EXERCISE:
Each line containing the word "соответствии" must be collected.

Dataset items:

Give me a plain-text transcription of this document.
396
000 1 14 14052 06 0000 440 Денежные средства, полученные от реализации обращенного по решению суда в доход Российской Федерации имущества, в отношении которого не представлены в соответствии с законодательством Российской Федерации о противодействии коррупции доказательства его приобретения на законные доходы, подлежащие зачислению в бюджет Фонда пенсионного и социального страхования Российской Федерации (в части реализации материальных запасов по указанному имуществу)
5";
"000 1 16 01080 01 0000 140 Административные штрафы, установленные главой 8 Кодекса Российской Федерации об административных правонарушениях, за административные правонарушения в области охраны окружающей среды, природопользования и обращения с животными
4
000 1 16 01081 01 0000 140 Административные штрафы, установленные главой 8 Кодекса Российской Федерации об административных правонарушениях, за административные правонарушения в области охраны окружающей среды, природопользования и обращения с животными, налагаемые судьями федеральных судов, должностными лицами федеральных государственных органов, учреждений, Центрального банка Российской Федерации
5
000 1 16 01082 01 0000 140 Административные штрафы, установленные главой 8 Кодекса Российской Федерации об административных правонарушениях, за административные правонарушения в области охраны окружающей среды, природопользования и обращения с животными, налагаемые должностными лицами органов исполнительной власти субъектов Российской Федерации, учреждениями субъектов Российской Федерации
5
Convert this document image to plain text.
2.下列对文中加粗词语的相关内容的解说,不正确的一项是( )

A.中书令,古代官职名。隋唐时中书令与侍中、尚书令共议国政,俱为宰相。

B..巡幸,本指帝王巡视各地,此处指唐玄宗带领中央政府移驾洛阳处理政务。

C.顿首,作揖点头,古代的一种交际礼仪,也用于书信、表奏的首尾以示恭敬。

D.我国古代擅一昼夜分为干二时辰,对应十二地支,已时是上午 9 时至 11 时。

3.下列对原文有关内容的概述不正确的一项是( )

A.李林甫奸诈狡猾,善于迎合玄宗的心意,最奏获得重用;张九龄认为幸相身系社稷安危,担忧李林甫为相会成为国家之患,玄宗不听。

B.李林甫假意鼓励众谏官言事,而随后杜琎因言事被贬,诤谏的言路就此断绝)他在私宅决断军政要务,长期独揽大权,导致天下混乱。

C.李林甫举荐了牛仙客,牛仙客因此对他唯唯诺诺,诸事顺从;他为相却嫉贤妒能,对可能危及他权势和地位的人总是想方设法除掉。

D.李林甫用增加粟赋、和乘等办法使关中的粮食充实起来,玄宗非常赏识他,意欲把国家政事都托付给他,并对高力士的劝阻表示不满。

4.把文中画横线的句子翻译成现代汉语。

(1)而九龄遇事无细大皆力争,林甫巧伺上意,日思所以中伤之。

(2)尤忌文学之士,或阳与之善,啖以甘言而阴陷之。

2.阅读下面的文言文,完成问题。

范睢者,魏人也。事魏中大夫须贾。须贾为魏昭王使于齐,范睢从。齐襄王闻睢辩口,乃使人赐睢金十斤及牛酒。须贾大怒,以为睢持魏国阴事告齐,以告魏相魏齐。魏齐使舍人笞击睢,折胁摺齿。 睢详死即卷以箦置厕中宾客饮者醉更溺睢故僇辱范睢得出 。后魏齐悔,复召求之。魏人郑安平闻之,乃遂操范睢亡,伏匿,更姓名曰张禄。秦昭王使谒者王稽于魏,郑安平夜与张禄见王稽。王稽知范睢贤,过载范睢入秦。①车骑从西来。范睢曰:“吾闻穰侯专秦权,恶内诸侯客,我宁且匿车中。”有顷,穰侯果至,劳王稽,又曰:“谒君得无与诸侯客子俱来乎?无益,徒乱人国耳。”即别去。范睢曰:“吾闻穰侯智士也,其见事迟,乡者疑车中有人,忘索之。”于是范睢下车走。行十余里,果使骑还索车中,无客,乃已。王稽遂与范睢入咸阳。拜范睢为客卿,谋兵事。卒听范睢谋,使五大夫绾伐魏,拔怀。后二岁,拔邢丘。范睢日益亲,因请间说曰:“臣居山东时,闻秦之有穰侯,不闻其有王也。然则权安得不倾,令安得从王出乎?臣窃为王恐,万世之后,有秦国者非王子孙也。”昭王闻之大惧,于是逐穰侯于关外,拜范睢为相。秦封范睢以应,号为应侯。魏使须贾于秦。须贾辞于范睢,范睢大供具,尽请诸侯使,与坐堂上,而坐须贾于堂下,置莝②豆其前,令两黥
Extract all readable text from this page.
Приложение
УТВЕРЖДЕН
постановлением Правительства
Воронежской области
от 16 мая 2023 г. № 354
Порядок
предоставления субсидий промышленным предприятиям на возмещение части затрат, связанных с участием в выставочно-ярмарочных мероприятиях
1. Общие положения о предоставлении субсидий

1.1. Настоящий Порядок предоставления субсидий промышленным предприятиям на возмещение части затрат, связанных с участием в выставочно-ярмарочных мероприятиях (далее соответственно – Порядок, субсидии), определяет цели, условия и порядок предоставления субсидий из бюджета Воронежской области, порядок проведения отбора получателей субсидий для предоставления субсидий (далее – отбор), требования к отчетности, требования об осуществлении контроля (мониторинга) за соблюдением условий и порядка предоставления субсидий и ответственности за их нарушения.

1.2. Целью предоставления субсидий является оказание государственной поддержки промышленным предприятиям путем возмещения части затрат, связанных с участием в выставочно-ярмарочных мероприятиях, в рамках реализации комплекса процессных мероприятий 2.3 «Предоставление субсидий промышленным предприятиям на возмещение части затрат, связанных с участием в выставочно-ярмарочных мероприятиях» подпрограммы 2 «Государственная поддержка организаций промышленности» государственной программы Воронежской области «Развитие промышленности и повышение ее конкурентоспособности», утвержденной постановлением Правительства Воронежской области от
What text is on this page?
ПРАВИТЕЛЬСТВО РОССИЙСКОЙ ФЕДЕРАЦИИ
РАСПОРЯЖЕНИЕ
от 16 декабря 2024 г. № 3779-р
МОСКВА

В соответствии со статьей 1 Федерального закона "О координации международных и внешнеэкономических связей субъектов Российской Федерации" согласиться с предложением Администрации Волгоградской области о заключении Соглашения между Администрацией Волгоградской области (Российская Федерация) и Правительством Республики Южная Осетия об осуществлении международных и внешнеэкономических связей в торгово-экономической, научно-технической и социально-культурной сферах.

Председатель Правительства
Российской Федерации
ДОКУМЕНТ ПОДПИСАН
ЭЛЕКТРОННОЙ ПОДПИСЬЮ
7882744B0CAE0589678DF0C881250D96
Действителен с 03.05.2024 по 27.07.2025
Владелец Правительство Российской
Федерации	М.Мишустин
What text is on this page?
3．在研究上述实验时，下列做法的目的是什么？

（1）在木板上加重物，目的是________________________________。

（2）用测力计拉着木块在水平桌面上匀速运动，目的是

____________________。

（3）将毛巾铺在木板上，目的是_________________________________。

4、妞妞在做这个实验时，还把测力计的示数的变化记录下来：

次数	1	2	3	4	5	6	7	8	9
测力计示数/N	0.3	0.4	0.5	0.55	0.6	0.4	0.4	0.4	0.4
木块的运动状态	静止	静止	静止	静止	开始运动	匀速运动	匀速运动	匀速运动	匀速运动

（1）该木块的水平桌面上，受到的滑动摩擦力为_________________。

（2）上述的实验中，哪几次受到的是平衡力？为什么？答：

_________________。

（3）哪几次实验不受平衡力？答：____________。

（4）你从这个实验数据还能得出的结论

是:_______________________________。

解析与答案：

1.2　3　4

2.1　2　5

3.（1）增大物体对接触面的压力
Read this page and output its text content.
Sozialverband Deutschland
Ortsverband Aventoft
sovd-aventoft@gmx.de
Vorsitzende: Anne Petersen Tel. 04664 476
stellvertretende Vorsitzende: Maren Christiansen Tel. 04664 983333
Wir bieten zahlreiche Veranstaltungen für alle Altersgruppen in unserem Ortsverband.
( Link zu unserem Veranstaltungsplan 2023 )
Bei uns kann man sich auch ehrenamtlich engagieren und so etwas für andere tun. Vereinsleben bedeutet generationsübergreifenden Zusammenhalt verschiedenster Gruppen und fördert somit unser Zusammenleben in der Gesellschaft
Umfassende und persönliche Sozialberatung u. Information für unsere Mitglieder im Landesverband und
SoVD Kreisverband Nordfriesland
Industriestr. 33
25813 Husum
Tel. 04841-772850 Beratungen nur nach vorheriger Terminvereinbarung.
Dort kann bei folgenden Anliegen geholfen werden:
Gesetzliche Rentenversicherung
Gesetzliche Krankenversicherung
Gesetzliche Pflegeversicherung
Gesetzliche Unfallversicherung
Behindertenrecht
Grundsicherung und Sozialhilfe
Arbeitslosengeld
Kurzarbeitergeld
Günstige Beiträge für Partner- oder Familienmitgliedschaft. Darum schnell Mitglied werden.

EXERCISE OUTPUT:
000 1 14 14052 06 0000 440 Денежные средства, полученные от реализации обращенного по решению суда в доход Российской Федерации имущества, в отношении которого не представлены в соответствии с законодательством Российской Федерации о противодействии коррупции доказательства его приобретения на законные доходы, подлежащие зачислению в бюджет Фонда пенсионного и социального страхования Российской Федерации (в части реализации материальных запасов по указанному имуществу)
В соответствии со статьей 1 Федерального закона "О координации международных и внешнеэкономических связей субъектов Российской Федерации" согласиться с предложением Администрации Волгоградской области о заключении Соглашения между Администрацией Волгоградской области (Российская Федерация) и Правительством Республики Южная Осетия об осуществлении международных и внешнеэкономических связей в торгово-экономической, научно-технической и социально-культурной сферах.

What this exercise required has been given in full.